--- start ---

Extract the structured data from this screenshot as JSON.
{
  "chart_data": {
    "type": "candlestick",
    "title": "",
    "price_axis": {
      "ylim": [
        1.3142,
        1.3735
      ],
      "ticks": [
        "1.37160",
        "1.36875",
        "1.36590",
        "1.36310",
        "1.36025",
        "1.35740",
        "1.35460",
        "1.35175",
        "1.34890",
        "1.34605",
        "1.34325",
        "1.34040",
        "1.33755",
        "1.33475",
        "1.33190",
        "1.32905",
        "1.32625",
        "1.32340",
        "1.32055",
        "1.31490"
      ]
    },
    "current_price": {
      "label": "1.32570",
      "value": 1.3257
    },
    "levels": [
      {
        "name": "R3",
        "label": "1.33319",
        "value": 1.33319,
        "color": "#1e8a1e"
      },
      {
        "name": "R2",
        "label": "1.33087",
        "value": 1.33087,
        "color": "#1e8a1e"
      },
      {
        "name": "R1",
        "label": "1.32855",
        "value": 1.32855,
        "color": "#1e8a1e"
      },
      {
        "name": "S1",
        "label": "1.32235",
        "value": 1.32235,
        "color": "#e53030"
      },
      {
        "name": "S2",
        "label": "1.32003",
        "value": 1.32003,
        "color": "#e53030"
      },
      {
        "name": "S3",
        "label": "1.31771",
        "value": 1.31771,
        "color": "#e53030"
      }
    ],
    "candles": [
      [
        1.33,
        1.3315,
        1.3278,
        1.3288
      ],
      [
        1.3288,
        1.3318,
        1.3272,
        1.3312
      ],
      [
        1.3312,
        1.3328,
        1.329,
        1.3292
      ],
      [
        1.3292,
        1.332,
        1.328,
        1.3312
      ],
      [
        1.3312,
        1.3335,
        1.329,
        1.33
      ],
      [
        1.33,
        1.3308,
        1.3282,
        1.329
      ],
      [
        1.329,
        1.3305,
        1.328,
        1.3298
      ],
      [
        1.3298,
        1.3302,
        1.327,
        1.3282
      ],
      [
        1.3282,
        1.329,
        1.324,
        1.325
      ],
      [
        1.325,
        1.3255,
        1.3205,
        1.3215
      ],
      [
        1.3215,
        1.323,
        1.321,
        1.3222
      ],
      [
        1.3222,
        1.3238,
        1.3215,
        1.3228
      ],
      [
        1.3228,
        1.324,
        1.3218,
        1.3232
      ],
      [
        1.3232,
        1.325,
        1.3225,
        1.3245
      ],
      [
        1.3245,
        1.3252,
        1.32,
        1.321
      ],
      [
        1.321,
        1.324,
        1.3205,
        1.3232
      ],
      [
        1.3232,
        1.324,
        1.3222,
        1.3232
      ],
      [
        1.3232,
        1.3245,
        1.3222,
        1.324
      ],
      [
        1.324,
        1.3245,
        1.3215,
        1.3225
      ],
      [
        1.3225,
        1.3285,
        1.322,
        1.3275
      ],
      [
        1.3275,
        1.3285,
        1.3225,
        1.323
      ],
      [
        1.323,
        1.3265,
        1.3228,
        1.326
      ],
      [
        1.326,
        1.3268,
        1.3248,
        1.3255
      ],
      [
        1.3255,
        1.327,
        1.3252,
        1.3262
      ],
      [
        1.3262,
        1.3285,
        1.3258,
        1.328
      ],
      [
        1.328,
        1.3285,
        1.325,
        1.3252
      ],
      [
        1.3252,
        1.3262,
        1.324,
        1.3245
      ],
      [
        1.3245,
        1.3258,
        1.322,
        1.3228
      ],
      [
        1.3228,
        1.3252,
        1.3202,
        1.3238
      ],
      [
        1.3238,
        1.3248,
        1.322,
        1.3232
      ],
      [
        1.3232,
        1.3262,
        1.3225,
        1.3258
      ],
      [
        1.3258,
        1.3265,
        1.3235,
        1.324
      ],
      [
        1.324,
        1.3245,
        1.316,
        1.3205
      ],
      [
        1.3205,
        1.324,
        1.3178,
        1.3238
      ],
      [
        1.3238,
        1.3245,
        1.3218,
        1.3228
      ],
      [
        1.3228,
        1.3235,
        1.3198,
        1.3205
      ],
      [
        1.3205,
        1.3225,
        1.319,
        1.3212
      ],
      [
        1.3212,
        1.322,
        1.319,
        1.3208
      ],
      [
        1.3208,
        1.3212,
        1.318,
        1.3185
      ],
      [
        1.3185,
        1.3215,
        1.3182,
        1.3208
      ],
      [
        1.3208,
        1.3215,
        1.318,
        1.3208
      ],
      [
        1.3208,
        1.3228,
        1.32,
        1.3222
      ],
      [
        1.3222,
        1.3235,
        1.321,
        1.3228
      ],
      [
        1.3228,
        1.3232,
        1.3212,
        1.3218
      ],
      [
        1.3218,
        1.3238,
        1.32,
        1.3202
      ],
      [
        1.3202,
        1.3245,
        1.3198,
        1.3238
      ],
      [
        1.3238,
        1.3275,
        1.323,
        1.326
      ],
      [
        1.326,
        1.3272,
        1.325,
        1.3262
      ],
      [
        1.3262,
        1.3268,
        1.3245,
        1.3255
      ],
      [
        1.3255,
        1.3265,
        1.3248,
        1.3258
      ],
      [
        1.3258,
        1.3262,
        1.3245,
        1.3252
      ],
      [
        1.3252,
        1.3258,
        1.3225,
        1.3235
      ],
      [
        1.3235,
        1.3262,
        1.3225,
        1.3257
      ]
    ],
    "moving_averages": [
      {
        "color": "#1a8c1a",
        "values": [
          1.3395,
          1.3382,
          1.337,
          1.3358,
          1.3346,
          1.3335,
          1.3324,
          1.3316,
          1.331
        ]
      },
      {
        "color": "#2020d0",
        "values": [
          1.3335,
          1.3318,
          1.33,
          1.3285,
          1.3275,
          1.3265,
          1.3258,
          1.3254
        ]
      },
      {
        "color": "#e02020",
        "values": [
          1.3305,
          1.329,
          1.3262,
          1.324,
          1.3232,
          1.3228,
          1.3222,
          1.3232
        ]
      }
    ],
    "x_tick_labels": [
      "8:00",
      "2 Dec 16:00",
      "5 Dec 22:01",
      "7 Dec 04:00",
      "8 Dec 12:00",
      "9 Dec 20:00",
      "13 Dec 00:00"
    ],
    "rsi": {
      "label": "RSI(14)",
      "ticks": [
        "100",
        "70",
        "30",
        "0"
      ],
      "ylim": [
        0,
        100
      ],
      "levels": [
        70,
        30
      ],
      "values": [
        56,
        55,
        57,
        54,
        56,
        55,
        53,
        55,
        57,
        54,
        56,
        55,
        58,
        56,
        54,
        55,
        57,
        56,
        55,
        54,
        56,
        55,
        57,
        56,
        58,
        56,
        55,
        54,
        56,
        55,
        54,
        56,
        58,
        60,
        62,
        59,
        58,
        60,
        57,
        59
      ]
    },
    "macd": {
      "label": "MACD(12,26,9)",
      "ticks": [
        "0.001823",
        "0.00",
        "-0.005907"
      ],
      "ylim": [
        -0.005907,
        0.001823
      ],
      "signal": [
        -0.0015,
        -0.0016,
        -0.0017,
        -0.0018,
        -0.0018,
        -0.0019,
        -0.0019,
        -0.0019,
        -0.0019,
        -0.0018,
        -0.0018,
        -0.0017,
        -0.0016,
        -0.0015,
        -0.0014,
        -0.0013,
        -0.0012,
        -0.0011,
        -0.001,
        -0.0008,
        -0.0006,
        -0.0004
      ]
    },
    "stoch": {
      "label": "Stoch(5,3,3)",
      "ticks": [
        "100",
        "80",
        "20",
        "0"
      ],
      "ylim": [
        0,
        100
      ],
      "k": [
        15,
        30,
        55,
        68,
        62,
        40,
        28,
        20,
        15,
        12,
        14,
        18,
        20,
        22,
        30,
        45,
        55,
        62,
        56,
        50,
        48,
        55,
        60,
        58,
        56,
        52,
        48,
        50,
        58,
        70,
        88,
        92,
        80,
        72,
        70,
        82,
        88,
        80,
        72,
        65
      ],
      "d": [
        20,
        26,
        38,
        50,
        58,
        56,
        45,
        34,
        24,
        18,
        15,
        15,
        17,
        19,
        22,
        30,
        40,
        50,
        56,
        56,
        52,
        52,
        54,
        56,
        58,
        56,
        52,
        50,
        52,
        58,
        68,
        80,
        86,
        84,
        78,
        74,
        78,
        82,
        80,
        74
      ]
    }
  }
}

--- end ---

■ **DIRECTIVE**
Go through the data and gather every line that holds "name".

■ **RESULT FOR THIS TASK**
        "name": "R3",
        "name": "R2",
        "name": "R1",
        "name": "S1",
        "name": "S2",
        "name": "S3",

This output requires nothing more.